# Attatching radiator covers to a wall



## CarZeeLee (7 Apr 2011)

Ive made some lovely radiator covers, just need to attach them to the wall. I dont fancy having the mount the wall visible, so can anyone recommend another way of doing it?


----------



## Steel City Man (7 Apr 2011)

French cleats?

http://www.youtube.com/watch?v=zP6mP_bApGY


----------



## CarZeeLee (7 Apr 2011)

Thanks I do like that idea but was hoping for something a bit more simple, my wife suggested those invisible shelf brackets. But they look a bit permanent incase I need to get at the rads.


----------



## goldeneyedmonkey (7 Apr 2011)

Steel City Man":2m9phkpj said:


> French cleats?
> 
> http://www.youtube.com/watch?v=zP6mP_bApGY



+1 for French Cleats. You can't get much simpler than that IMHO. Easy to remove the radiator when you want access & it'll be strong to boot.

Cheers _Dan.


----------



## CarZeeLee (7 Apr 2011)

Thanks french cleats it is.


----------



## Tinbasher (7 Apr 2011)

Mine have a couple of brackets that slip between the radiator and the wall so no holes or attachements on the wall itself.

Tin


----------



## Steve Maskery (7 Apr 2011)

You just need a couple of mirror plates. There is the smallest of brass circles to see, under eye level, so it's not really seen at all. Easy and discreet.
S


----------

_Short task a_:
Answer these about the radiator cover thread:
(i) What did CarZeeLee's wife suggest?
(ii) What does Steve Maskery say is needed?
(iii) Where do Tinbasher's brackets slip?
The radiator cover thread and the rows are unrelated material.

_Stored records_:
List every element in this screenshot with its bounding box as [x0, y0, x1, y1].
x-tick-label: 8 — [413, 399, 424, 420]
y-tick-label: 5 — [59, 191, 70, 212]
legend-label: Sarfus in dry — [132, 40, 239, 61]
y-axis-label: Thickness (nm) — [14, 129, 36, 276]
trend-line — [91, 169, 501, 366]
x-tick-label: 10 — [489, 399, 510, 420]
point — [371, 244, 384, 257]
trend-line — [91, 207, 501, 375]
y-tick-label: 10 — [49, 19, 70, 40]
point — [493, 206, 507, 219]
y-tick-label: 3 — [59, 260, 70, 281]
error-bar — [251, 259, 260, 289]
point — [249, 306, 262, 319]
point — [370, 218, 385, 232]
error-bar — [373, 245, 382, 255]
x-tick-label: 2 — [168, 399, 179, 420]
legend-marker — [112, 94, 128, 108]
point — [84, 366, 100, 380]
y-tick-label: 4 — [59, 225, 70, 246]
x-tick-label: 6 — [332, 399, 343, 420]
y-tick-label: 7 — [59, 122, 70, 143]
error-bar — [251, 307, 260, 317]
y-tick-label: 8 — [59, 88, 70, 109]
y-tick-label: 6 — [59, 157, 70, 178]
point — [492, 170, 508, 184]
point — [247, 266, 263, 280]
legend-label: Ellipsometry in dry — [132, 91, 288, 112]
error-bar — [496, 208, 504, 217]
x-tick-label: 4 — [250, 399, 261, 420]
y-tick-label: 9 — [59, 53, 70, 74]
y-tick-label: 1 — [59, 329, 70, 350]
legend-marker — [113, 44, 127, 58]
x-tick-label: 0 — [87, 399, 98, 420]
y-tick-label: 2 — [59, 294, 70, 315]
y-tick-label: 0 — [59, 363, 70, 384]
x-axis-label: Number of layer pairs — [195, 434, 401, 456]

_Short task b_: Please rewrite the stretch of the rows from the start through the line that contains "x-tick-label: 0 — [87, 399, 98, 420]", replacing "error-bar" with "whisker" and leaving all else unchanged.

_Exercise response a_:
(i) Invisible shelf brackets.
(ii) A couple of mirror plates.
(iii) Between the radiator and the wall.

_Exercise response b_:
List every element in this screenshot with its bounding box as [x0, y0, x1, y1].
x-tick-label: 8 — [413, 399, 424, 420]
y-tick-label: 5 — [59, 191, 70, 212]
legend-label: Sarfus in dry — [132, 40, 239, 61]
y-axis-label: Thickness (nm) — [14, 129, 36, 276]
trend-line — [91, 169, 501, 366]
x-tick-label: 10 — [489, 399, 510, 420]
point — [371, 244, 384, 257]
trend-line — [91, 207, 501, 375]
y-tick-label: 10 — [49, 19, 70, 40]
point — [493, 206, 507, 219]
y-tick-label: 3 — [59, 260, 70, 281]
whisker — [251, 259, 260, 289]
point — [249, 306, 262, 319]
point — [370, 218, 385, 232]
whisker — [373, 245, 382, 255]
x-tick-label: 2 — [168, 399, 179, 420]
legend-marker — [112, 94, 128, 108]
point — [84, 366, 100, 380]
y-tick-label: 4 — [59, 225, 70, 246]
x-tick-label: 6 — [332, 399, 343, 420]
y-tick-label: 7 — [59, 122, 70, 143]
whisker — [251, 307, 260, 317]
y-tick-label: 8 — [59, 88, 70, 109]
y-tick-label: 6 — [59, 157, 70, 178]
point — [492, 170, 508, 184]
point — [247, 266, 263, 280]
legend-label: Ellipsometry in dry — [132, 91, 288, 112]
whisker — [496, 208, 504, 217]
x-tick-label: 4 — [250, 399, 261, 420]
y-tick-label: 9 — [59, 53, 70, 74]
y-tick-label: 1 — [59, 329, 70, 350]
legend-marker — [113, 44, 127, 58]
x-tick-label: 0 — [87, 399, 98, 420]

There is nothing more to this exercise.